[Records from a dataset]
** Start **

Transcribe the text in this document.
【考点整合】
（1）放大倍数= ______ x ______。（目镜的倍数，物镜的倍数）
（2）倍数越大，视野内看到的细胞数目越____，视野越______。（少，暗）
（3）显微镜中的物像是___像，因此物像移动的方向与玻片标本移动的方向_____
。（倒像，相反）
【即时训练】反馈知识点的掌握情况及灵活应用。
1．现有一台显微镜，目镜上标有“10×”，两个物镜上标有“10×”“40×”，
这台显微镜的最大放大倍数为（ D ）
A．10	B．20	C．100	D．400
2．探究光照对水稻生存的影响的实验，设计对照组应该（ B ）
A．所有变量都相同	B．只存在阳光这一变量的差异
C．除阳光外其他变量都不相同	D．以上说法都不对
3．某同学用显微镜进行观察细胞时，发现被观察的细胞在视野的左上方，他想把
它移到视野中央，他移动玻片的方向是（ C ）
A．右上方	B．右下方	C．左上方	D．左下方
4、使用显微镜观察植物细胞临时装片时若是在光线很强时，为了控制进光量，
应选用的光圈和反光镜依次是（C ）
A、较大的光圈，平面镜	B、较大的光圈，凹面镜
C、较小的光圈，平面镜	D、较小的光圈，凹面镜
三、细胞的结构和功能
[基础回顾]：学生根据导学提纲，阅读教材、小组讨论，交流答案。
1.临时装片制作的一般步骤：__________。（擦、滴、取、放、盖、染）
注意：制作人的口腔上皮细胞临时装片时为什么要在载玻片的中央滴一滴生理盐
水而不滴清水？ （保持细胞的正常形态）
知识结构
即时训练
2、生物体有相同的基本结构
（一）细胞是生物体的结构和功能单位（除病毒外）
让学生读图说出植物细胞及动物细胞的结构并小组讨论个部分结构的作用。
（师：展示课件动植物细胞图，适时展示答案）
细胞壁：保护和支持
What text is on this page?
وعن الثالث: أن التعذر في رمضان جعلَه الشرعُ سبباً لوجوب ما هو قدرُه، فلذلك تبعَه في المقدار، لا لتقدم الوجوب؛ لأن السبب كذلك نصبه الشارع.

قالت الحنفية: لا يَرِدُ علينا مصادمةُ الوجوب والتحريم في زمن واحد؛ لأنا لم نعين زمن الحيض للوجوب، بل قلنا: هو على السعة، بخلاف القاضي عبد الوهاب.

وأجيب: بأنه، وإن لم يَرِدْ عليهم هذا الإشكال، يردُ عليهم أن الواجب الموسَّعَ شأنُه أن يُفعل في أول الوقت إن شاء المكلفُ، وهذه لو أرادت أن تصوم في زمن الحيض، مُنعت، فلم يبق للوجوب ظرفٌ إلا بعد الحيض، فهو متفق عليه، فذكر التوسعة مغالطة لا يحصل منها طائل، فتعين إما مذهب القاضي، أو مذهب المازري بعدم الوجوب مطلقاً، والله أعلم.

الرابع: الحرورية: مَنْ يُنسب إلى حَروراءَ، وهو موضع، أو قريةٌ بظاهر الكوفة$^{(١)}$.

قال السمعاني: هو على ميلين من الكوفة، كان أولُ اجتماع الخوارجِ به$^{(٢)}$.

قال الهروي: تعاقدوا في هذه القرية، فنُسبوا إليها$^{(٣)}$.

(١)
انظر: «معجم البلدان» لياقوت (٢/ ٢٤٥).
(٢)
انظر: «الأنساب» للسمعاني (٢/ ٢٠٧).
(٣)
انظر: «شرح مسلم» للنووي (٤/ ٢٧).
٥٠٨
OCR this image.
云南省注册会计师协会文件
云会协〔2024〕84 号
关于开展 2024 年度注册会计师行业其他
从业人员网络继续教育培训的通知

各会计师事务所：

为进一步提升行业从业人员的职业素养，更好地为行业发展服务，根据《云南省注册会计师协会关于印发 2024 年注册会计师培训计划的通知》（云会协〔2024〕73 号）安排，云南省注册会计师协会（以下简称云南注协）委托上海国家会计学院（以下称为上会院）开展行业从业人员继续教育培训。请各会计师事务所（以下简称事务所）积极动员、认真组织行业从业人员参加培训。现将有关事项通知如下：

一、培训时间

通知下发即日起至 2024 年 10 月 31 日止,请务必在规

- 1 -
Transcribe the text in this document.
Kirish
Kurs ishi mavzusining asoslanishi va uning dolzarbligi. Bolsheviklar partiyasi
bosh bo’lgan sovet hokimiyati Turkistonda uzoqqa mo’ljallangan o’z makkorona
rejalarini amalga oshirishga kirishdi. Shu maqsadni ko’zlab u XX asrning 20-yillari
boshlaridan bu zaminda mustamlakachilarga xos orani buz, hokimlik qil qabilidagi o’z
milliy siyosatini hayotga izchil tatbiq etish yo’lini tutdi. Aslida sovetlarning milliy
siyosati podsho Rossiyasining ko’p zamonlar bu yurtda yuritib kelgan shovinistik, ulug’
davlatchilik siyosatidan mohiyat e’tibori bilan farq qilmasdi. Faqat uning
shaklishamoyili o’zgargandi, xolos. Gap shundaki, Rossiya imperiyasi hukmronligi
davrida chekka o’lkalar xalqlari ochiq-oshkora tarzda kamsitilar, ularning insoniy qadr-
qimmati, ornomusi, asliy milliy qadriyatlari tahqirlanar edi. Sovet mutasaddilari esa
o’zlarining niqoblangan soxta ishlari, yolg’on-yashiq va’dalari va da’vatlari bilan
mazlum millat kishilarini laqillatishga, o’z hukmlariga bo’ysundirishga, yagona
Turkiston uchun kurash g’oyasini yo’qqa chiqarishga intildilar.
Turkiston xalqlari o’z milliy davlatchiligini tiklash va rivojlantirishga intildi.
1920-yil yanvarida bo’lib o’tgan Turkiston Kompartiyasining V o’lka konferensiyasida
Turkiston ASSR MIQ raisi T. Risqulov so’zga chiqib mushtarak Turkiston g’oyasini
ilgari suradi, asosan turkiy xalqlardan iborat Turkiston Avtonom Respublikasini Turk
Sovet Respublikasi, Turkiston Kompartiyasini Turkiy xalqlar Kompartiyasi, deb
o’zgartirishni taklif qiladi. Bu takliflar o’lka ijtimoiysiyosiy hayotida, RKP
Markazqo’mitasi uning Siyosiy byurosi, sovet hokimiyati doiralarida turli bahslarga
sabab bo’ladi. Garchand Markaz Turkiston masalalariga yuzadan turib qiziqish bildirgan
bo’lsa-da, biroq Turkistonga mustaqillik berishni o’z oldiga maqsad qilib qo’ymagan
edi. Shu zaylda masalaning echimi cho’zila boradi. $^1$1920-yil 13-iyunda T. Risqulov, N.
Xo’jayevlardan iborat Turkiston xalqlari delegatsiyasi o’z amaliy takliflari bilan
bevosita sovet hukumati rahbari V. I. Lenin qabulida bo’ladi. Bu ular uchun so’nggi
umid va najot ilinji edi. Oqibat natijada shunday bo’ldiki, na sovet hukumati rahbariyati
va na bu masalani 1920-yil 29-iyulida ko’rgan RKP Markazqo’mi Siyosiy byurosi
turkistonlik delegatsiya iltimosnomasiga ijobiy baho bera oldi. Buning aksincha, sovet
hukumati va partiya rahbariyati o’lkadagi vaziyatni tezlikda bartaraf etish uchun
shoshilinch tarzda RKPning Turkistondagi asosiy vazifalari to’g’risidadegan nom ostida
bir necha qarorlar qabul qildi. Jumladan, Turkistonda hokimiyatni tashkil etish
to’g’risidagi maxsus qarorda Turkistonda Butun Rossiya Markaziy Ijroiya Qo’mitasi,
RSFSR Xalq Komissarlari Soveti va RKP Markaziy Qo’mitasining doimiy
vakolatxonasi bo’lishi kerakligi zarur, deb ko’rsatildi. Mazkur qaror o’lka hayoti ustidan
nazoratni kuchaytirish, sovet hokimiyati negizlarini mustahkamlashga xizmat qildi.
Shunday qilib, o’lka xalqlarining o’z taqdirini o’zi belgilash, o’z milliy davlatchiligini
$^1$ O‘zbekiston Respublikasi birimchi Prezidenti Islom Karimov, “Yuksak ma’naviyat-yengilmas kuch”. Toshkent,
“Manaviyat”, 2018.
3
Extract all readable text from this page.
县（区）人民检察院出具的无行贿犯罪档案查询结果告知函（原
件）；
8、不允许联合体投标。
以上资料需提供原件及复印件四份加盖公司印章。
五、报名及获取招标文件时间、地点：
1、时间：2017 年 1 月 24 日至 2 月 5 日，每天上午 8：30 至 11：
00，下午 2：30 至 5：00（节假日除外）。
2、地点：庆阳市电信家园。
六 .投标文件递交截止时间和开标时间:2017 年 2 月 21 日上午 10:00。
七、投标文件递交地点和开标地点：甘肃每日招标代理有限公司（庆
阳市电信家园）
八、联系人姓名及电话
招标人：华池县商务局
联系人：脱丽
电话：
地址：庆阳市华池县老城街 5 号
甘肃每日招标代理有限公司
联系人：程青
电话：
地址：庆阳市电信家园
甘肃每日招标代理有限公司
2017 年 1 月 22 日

** End **

Return all lines of the material above in which the word "this" occurs.

Transcribe the text in this document.
What text is on this page?
OCR this image.
Transcribe the text in this document.
Extract all readable text from this page.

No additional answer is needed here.